**DIRECTIONS**
Of the lines below, count those containing the word "YEAR". Reply with the number alone.
BEGIN DATA FOR THE TASK
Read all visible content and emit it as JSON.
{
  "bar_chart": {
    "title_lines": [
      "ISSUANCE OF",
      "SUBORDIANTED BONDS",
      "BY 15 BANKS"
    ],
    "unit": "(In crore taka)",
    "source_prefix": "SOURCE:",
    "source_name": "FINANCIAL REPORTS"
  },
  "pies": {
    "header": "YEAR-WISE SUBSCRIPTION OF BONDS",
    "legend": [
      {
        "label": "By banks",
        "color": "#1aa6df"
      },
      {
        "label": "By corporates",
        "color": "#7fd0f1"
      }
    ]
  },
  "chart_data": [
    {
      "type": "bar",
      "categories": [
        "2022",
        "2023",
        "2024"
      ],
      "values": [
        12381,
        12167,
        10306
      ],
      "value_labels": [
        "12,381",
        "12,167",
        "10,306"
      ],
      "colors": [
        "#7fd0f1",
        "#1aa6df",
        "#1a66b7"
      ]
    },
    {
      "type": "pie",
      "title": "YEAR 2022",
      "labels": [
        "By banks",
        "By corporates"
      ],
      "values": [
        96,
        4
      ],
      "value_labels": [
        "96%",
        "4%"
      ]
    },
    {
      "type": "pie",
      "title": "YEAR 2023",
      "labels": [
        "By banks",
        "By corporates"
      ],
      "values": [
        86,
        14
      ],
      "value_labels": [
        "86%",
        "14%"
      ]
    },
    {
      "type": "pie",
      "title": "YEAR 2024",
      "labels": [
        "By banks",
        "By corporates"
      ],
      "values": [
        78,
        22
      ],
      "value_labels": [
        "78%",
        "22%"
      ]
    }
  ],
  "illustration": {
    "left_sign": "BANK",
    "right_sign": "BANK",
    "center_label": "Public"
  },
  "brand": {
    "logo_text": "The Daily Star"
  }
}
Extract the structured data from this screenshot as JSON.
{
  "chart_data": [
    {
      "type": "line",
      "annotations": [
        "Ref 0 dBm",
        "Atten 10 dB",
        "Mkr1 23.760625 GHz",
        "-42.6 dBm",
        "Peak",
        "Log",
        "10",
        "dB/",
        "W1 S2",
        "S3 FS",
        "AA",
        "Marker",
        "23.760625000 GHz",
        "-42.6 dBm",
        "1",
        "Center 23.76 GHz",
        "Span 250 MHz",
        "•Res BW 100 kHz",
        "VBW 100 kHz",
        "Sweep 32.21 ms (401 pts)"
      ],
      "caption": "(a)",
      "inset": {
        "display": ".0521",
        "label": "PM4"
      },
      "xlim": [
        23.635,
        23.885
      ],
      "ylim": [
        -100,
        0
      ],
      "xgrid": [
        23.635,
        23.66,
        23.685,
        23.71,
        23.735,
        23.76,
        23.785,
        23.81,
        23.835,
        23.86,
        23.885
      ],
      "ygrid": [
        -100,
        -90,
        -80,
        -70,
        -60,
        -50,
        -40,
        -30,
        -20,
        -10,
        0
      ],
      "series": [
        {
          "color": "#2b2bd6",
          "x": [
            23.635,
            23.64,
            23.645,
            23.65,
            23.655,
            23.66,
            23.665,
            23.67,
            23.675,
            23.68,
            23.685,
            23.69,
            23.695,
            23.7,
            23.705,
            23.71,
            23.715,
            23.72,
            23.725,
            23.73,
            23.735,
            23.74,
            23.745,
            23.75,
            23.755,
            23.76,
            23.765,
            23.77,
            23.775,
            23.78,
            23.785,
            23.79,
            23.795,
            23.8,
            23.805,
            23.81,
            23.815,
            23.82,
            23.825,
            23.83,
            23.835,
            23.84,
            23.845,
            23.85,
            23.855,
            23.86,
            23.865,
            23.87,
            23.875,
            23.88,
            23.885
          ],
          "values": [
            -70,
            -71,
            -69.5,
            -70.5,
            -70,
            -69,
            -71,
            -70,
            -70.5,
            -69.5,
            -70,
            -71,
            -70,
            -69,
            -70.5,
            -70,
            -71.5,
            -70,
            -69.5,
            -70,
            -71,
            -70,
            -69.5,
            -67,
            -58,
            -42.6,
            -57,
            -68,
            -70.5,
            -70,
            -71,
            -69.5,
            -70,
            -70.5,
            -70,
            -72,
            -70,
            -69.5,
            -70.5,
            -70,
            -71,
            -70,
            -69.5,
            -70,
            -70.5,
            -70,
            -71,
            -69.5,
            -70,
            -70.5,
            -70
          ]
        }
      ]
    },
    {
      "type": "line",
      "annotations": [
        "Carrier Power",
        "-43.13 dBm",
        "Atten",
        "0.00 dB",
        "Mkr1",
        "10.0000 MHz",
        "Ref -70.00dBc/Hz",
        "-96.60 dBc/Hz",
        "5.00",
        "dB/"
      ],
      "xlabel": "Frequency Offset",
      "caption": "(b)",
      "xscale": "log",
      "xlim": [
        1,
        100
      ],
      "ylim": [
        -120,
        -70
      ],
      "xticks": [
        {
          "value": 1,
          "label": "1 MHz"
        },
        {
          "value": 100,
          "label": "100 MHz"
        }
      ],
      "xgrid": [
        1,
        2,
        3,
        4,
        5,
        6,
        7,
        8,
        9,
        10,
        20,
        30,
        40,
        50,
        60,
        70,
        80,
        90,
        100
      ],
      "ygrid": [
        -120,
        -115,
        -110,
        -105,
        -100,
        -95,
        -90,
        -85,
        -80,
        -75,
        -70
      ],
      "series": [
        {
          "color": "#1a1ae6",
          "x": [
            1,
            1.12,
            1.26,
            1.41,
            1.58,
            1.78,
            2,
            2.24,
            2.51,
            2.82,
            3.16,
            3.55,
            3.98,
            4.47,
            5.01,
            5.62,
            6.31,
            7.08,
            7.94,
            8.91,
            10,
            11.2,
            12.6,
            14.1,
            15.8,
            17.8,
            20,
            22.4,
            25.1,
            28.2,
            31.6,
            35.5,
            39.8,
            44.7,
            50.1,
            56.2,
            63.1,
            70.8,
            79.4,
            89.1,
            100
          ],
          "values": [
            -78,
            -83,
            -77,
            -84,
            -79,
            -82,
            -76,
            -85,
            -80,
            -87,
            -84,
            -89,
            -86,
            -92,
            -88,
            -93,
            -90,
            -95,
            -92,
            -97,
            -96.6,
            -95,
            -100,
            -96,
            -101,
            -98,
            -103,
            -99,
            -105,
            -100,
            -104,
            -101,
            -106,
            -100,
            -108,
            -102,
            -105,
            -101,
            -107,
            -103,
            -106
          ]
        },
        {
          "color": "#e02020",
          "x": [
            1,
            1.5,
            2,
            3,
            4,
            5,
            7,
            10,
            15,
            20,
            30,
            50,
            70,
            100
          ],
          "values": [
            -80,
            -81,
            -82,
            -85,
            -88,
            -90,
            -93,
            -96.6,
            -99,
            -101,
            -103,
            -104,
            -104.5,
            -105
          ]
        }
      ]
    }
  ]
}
END DATA FOR THE TASK
**FINAL ANSWER**
4